§ **SHORT EXERCISE**
For the data below, report the number of lines that contain the string "Offene" and nothing else.

§ **Stored data**
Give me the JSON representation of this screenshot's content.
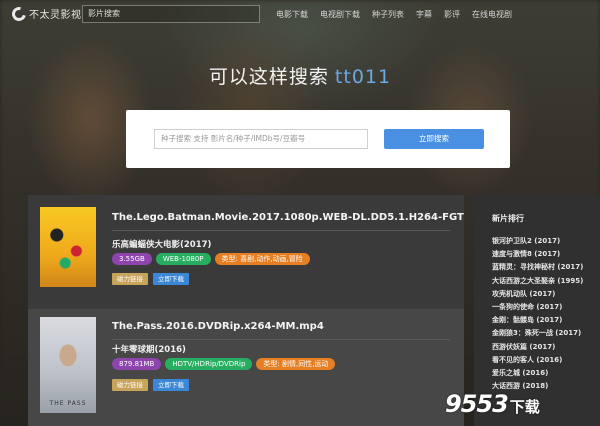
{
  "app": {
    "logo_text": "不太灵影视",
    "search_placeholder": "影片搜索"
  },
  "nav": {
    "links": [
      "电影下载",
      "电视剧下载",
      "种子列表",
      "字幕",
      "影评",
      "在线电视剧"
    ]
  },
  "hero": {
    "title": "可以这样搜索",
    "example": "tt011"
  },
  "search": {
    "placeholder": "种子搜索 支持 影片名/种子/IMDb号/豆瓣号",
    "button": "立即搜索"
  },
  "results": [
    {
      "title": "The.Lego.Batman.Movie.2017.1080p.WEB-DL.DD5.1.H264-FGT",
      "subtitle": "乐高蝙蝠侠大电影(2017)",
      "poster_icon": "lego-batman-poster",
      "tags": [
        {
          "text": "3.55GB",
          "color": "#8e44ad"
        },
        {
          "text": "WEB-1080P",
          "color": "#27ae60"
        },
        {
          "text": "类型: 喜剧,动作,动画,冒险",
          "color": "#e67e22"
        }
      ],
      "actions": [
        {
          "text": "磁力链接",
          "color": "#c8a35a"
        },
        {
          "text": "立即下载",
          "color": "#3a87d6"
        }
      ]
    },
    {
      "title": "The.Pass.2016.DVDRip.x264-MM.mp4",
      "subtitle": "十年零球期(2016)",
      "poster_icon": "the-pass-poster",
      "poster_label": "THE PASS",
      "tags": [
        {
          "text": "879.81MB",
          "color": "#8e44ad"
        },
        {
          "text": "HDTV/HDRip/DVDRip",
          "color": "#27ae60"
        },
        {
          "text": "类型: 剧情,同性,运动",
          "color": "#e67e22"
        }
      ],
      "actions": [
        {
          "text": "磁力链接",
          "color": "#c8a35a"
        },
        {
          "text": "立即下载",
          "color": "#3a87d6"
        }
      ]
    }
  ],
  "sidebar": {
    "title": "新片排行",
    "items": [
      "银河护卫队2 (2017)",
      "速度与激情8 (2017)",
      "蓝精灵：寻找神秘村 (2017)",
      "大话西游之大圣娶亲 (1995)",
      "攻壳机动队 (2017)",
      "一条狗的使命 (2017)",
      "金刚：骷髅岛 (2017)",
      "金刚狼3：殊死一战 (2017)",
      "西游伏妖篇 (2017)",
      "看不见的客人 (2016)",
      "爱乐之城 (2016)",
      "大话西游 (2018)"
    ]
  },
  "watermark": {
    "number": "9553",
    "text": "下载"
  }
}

...

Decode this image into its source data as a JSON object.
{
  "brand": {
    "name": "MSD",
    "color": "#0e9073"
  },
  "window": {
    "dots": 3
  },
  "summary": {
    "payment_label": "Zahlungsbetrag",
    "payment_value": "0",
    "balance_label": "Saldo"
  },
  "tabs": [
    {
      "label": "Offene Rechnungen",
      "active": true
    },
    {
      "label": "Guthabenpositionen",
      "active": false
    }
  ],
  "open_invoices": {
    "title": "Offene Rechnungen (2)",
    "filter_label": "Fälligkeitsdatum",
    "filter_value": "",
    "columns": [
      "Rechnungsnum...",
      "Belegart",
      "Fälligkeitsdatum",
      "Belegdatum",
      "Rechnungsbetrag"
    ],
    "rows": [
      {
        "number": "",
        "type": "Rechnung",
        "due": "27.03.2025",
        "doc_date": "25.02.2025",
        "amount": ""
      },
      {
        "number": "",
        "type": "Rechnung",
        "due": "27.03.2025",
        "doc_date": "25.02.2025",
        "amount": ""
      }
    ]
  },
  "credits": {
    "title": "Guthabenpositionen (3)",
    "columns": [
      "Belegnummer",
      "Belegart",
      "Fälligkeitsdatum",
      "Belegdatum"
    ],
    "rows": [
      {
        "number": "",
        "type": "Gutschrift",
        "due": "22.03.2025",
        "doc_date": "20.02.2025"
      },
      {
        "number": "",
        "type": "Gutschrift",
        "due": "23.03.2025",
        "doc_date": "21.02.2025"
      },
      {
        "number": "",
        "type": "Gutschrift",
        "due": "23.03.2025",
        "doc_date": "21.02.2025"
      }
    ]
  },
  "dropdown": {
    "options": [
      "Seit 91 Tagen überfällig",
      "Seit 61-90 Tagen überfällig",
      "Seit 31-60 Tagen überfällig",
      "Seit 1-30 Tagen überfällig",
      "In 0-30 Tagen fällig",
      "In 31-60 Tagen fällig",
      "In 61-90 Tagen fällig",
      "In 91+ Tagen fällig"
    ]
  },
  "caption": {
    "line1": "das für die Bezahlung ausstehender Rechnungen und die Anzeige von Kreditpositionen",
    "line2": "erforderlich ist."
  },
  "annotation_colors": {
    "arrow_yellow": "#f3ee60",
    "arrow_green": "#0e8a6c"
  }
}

==

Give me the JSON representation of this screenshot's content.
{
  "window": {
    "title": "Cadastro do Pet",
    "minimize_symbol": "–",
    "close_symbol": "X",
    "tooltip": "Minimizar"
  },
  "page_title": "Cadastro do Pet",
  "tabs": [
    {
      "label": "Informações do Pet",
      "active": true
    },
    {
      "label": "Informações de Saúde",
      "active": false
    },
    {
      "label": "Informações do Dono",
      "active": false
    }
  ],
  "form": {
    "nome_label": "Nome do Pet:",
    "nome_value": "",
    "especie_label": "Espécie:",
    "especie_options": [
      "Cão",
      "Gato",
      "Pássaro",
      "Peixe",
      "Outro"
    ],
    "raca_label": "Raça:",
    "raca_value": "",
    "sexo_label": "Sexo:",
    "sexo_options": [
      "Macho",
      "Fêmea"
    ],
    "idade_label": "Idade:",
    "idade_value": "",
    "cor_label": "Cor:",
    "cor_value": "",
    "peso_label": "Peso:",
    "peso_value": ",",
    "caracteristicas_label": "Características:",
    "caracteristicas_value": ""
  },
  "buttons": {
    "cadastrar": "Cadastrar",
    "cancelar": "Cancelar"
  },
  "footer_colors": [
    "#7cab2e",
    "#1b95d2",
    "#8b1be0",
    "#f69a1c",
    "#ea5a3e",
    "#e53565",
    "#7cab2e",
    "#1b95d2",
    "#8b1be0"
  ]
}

§ **ANSWER FOR THE TASK**
2